**STATED GOAL**
Quote the entries word for word. Omit the pictures.

════

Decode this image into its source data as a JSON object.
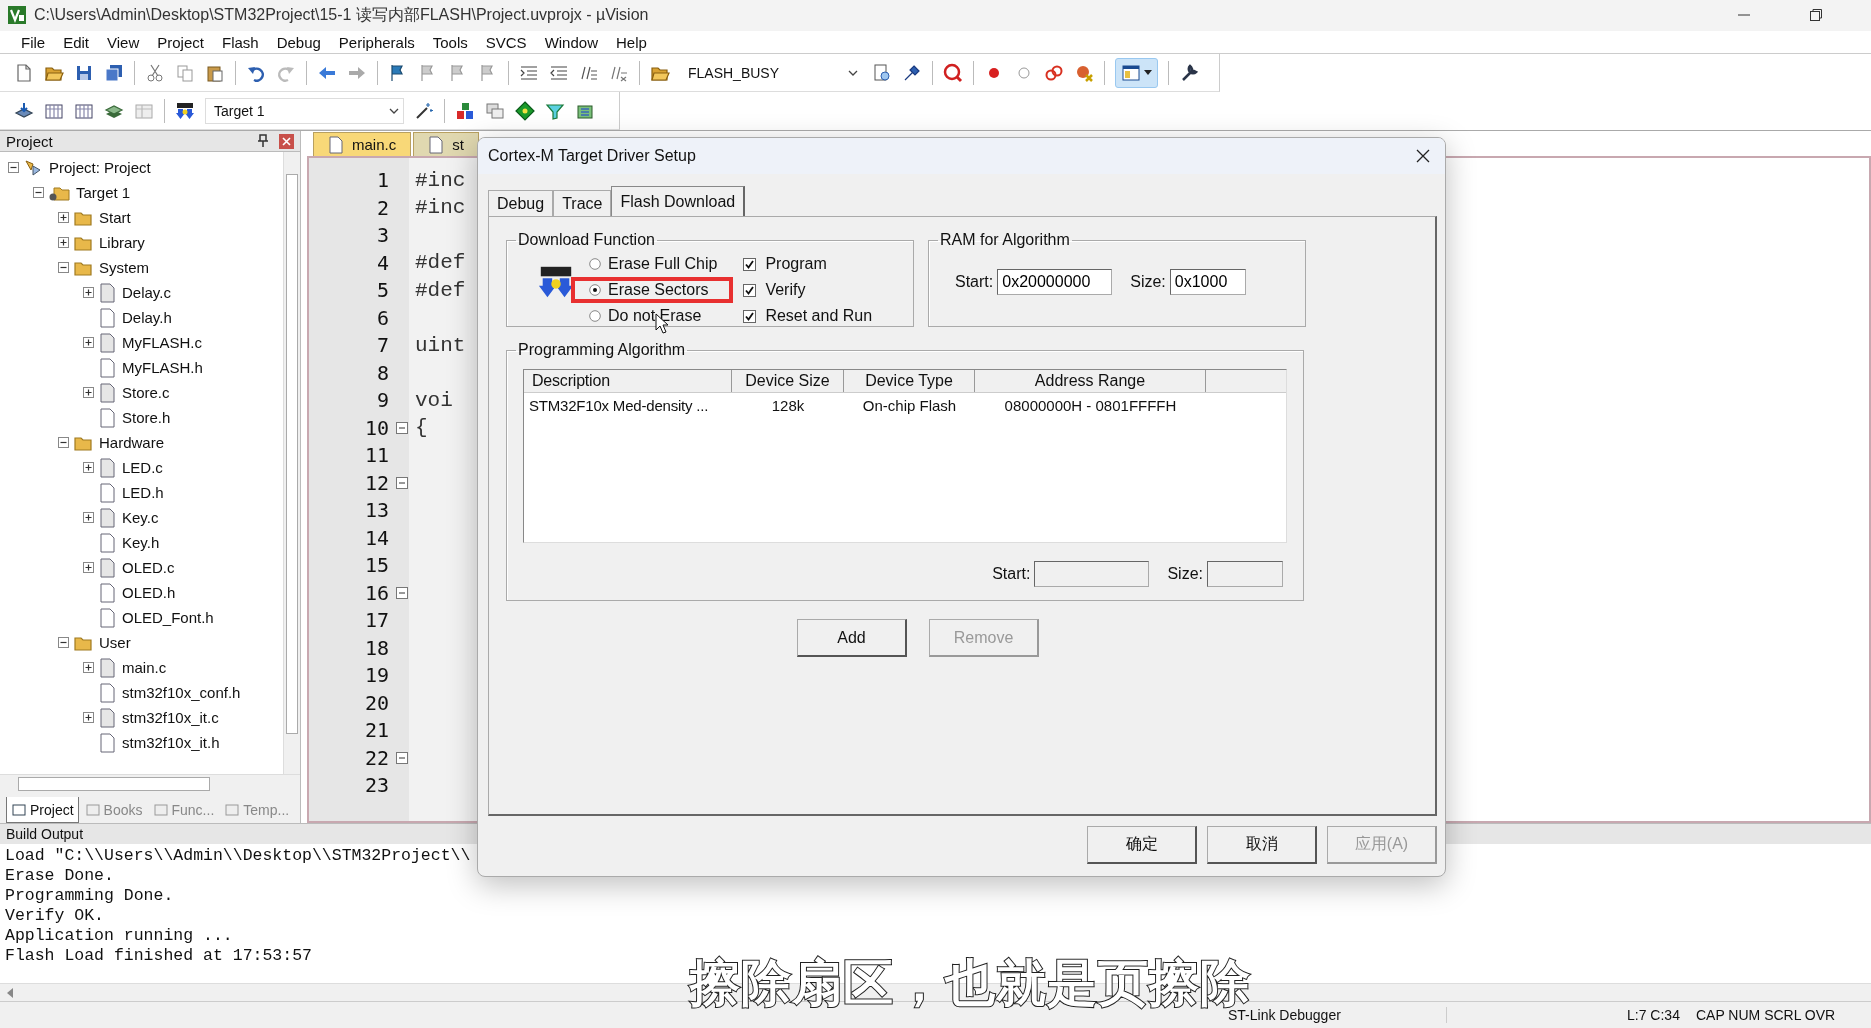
{
  "window": {
    "title": "C:\\Users\\Admin\\Desktop\\STM32Project\\15-1 读写内部FLASH\\Project.uvprojx - µVision"
  },
  "menu": [
    "File",
    "Edit",
    "View",
    "Project",
    "Flash",
    "Debug",
    "Peripherals",
    "Tools",
    "SVCS",
    "Window",
    "Help"
  ],
  "toolbar": {
    "find_dropdown": "FLASH_BUSY",
    "target_dropdown": "Target 1"
  },
  "project_panel": {
    "title": "Project",
    "tree": [
      {
        "label": "Project: Project",
        "kind": "project",
        "expanded": true,
        "children": [
          {
            "label": "Target 1",
            "kind": "target",
            "expanded": true,
            "children": [
              {
                "label": "Start",
                "kind": "group",
                "expanded": false
              },
              {
                "label": "Library",
                "kind": "group",
                "expanded": false
              },
              {
                "label": "System",
                "kind": "group",
                "expanded": true,
                "children": [
                  {
                    "label": "Delay.c",
                    "kind": "file",
                    "expanded": false
                  },
                  {
                    "label": "Delay.h",
                    "kind": "file"
                  },
                  {
                    "label": "MyFLASH.c",
                    "kind": "file",
                    "expanded": false
                  },
                  {
                    "label": "MyFLASH.h",
                    "kind": "file"
                  },
                  {
                    "label": "Store.c",
                    "kind": "file",
                    "expanded": false
                  },
                  {
                    "label": "Store.h",
                    "kind": "file"
                  }
                ]
              },
              {
                "label": "Hardware",
                "kind": "group",
                "expanded": true,
                "children": [
                  {
                    "label": "LED.c",
                    "kind": "file",
                    "expanded": false
                  },
                  {
                    "label": "LED.h",
                    "kind": "file"
                  },
                  {
                    "label": "Key.c",
                    "kind": "file",
                    "expanded": false
                  },
                  {
                    "label": "Key.h",
                    "kind": "file"
                  },
                  {
                    "label": "OLED.c",
                    "kind": "file",
                    "expanded": false
                  },
                  {
                    "label": "OLED.h",
                    "kind": "file"
                  },
                  {
                    "label": "OLED_Font.h",
                    "kind": "file"
                  }
                ]
              },
              {
                "label": "User",
                "kind": "group",
                "expanded": true,
                "children": [
                  {
                    "label": "main.c",
                    "kind": "file",
                    "expanded": false
                  },
                  {
                    "label": "stm32f10x_conf.h",
                    "kind": "file"
                  },
                  {
                    "label": "stm32f10x_it.c",
                    "kind": "file",
                    "expanded": false
                  },
                  {
                    "label": "stm32f10x_it.h",
                    "kind": "file"
                  }
                ]
              }
            ]
          }
        ]
      }
    ],
    "tabs": [
      {
        "label": "Project",
        "selected": true
      },
      {
        "label": "Books",
        "selected": false
      },
      {
        "label": "Func...",
        "selected": false
      },
      {
        "label": "Temp...",
        "selected": false
      }
    ]
  },
  "editor": {
    "tabs": [
      {
        "label": "main.c",
        "selected": true
      },
      {
        "label": "st",
        "selected": false
      }
    ],
    "lines": [
      {
        "number": "1",
        "code": "#inc",
        "fold": false
      },
      {
        "number": "2",
        "code": "#inc",
        "fold": false
      },
      {
        "number": "3",
        "fold": false
      },
      {
        "number": "4",
        "code": "#def",
        "fold": false
      },
      {
        "number": "5",
        "code": "#def",
        "fold": false
      },
      {
        "number": "6",
        "fold": false
      },
      {
        "number": "7",
        "code": "uint",
        "fold": false
      },
      {
        "number": "8",
        "fold": false
      },
      {
        "number": "9",
        "code": "voi",
        "fold": false
      },
      {
        "number": "10",
        "code": "{",
        "fold": true
      },
      {
        "number": "11",
        "fold": false
      },
      {
        "number": "12",
        "fold": true
      },
      {
        "number": "13",
        "fold": false
      },
      {
        "number": "14",
        "fold": false
      },
      {
        "number": "15",
        "fold": false
      },
      {
        "number": "16",
        "fold": true
      },
      {
        "number": "17",
        "fold": false
      },
      {
        "number": "18",
        "fold": false
      },
      {
        "number": "19",
        "fold": false
      },
      {
        "number": "20",
        "fold": false
      },
      {
        "number": "21",
        "fold": false
      },
      {
        "number": "22",
        "fold": true
      },
      {
        "number": "23",
        "fold": false
      }
    ]
  },
  "dialog": {
    "title": "Cortex-M Target Driver Setup",
    "tabs": [
      {
        "label": "Debug",
        "selected": false
      },
      {
        "label": "Trace",
        "selected": false
      },
      {
        "label": "Flash Download",
        "selected": true
      }
    ],
    "download_function": {
      "title": "Download Function",
      "erase_options": [
        {
          "label": "Erase Full Chip",
          "selected": false,
          "highlighted": false
        },
        {
          "label": "Erase Sectors",
          "selected": true,
          "highlighted": true
        },
        {
          "label": "Do not Erase",
          "selected": false,
          "highlighted": false
        }
      ],
      "options": [
        {
          "label": "Program",
          "checked": true
        },
        {
          "label": "Verify",
          "checked": true
        },
        {
          "label": "Reset and Run",
          "checked": true
        }
      ]
    },
    "ram": {
      "title": "RAM for Algorithm",
      "start_label": "Start:",
      "start": "0x20000000",
      "size_label": "Size:",
      "size": "0x1000"
    },
    "algorithm": {
      "title": "Programming Algorithm",
      "columns": [
        "Description",
        "Device Size",
        "Device Type",
        "Address Range"
      ],
      "rows": [
        [
          "STM32F10x Med-density ...",
          "128k",
          "On-chip Flash",
          "08000000H - 0801FFFFH"
        ]
      ],
      "start_label": "Start:",
      "size_label": "Size:"
    },
    "actions": [
      {
        "label": "Add",
        "disabled": false
      },
      {
        "label": "Remove",
        "disabled": true
      }
    ],
    "buttons": [
      {
        "label": "确定",
        "disabled": false
      },
      {
        "label": "取消",
        "disabled": false
      },
      {
        "label": "应用(A)",
        "disabled": true
      }
    ]
  },
  "build_output": {
    "title": "Build Output",
    "lines": [
      "Load \"C:\\\\Users\\\\Admin\\\\Desktop\\\\STM32Project\\\\",
      "Erase Done.",
      "Programming Done.",
      "Verify OK.",
      "Application running ...",
      "Flash Load finished at 17:53:57"
    ]
  },
  "status_bar": [
    "ST-Link Debugger",
    "L:7 C:34",
    "CAP NUM SCRL OVR"
  ],
  "subtitle": "擦除扇区，也就是页擦除"
}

════

**WRITTEN SOLUTION**
Decode this image into its source data as a JSON object.
{
  "window": {
    "title": "C:\\Users\\Admin\\Desktop\\STM32Project\\15-1 读写内部FLASH\\Project.uvprojx - µVision"
  },
  "menu": [
    "File",
    "Edit",
    "View",
    "Project",
    "Flash",
    "Debug",
    "Peripherals",
    "Tools",
    "SVCS",
    "Window",
    "Help"
  ],
  "toolbar": {
    "find_dropdown": "FLASH_BUSY",
    "target_dropdown": "Target 1"
  },
  "project_panel": {
    "title": "Project",
    "tree": [
      {
        "label": "Project: Project",
        "kind": "project",
        "expanded": true,
        "children": [
          {
            "label": "Target 1",
            "kind": "target",
            "expanded": true,
            "children": [
              {
                "label": "Start",
                "kind": "group",
                "expanded": false
              },
              {
                "label": "Library",
                "kind": "group",
                "expanded": false
              },
              {
                "label": "System",
                "kind": "group",
                "expanded": true,
                "children": [
                  {
                    "label": "Delay.c",
                    "kind": "file",
                    "expanded": false
                  },
                  {
                    "label": "Delay.h",
                    "kind": "file"
                  },
                  {
                    "label": "MyFLASH.c",
                    "kind": "file",
                    "expanded": false
                  },
                  {
                    "label": "MyFLASH.h",
                    "kind": "file"
                  },
                  {
                    "label": "Store.c",
                    "kind": "file",
                    "expanded": false
                  },
                  {
                    "label": "Store.h",
                    "kind": "file"
                  }
                ]
              },
              {
                "label": "Hardware",
                "kind": "group",
                "expanded": true,
                "children": [
                  {
                    "label": "LED.c",
                    "kind": "file",
                    "expanded": false
                  },
                  {
                    "label": "LED.h",
                    "kind": "file"
                  },
                  {
                    "label": "Key.c",
                    "kind": "file",
                    "expanded": false
                  },
                  {
                    "label": "Key.h",
                    "kind": "file"
                  },
                  {
                    "label": "OLED.c",
                    "kind": "file",
                    "expanded": false
                  },
                  {
                    "label": "OLED.h",
                    "kind": "file"
                  },
                  {
                    "label": "OLED_Font.h",
                    "kind": "file"
                  }
                ]
              },
              {
                "label": "User",
                "kind": "group",
                "expanded": true,
                "children": [
                  {
                    "label": "main.c",
                    "kind": "file",
                    "expanded": false
                  },
                  {
                    "label": "stm32f10x_conf.h",
                    "kind": "file"
                  },
                  {
                    "label": "stm32f10x_it.c",
                    "kind": "file",
                    "expanded": false
                  },
                  {
                    "label": "stm32f10x_it.h",
                    "kind": "file"
                  }
                ]
              }
            ]
          }
        ]
      }
    ],
    "tabs": [
      {
        "label": "Project",
        "selected": true
      },
      {
        "label": "Books",
        "selected": false
      },
      {
        "label": "Func...",
        "selected": false
      },
      {
        "label": "Temp...",
        "selected": false
      }
    ]
  },
  "editor": {
    "tabs": [
      {
        "label": "main.c",
        "selected": true
      },
      {
        "label": "st",
        "selected": false
      }
    ],
    "lines": [
      {
        "number": "1",
        "code": "#inc",
        "fold": false
      },
      {
        "number": "2",
        "code": "#inc",
        "fold": false
      },
      {
        "number": "3",
        "fold": false
      },
      {
        "number": "4",
        "code": "#def",
        "fold": false
      },
      {
        "number": "5",
        "code": "#def",
        "fold": false
      },
      {
        "number": "6",
        "fold": false
      },
      {
        "number": "7",
        "code": "uint",
        "fold": false
      },
      {
        "number": "8",
        "fold": false
      },
      {
        "number": "9",
        "code": "voi",
        "fold": false
      },
      {
        "number": "10",
        "code": "{",
        "fold": true
      },
      {
        "number": "11",
        "fold": false
      },
      {
        "number": "12",
        "fold": true
      },
      {
        "number": "13",
        "fold": false
      },
      {
        "number": "14",
        "fold": false
      },
      {
        "number": "15",
        "fold": false
      },
      {
        "number": "16",
        "fold": true
      },
      {
        "number": "17",
        "fold": false
      },
      {
        "number": "18",
        "fold": false
      },
      {
        "number": "19",
        "fold": false
      },
      {
        "number": "20",
        "fold": false
      },
      {
        "number": "21",
        "fold": false
      },
      {
        "number": "22",
        "fold": true
      },
      {
        "number": "23",
        "fold": false
      }
    ]
  },
  "dialog": {
    "title": "Cortex-M Target Driver Setup",
    "tabs": [
      {
        "label": "Debug",
        "selected": false
      },
      {
        "label": "Trace",
        "selected": false
      },
      {
        "label": "Flash Download",
        "selected": true
      }
    ],
    "download_function": {
      "title": "Download Function",
      "erase_options": [
        {
          "label": "Erase Full Chip",
          "selected": false,
          "highlighted": false
        },
        {
          "label": "Erase Sectors",
          "selected": true,
          "highlighted": true
        },
        {
          "label": "Do not Erase",
          "selected": false,
          "highlighted": false
        }
      ],
      "options": [
        {
          "label": "Program",
          "checked": true
        },
        {
          "label": "Verify",
          "checked": true
        },
        {
          "label": "Reset and Run",
          "checked": true
        }
      ]
    },
    "ram": {
      "title": "RAM for Algorithm",
      "start_label": "Start:",
      "start": "0x20000000",
      "size_label": "Size:",
      "size": "0x1000"
    },
    "algorithm": {
      "title": "Programming Algorithm",
      "columns": [
        "Description",
        "Device Size",
        "Device Type",
        "Address Range"
      ],
      "rows": [
        [
          "STM32F10x Med-density ...",
          "128k",
          "On-chip Flash",
          "08000000H - 0801FFFFH"
        ]
      ],
      "start_label": "Start:",
      "size_label": "Size:"
    },
    "actions": [
      {
        "label": "Add",
        "disabled": false
      },
      {
        "label": "Remove",
        "disabled": true
      }
    ],
    "buttons": [
      {
        "label": "确定",
        "disabled": false
      },
      {
        "label": "取消",
        "disabled": false
      },
      {
        "label": "应用(A)",
        "disabled": true
      }
    ]
  },
  "build_output": {
    "title": "Build Output",
    "lines": [
      "Load \"C:\\\\Users\\\\Admin\\\\Desktop\\\\STM32Project\\\\",
      "Erase Done.",
      "Programming Done.",
      "Verify OK.",
      "Application running ...",
      "Flash Load finished at 17:53:57"
    ]
  },
  "status_bar": [
    "ST-Link Debugger",
    "L:7 C:34",
    "CAP NUM SCRL OVR"
  ],
  "subtitle": "擦除扇区，也就是页擦除"
}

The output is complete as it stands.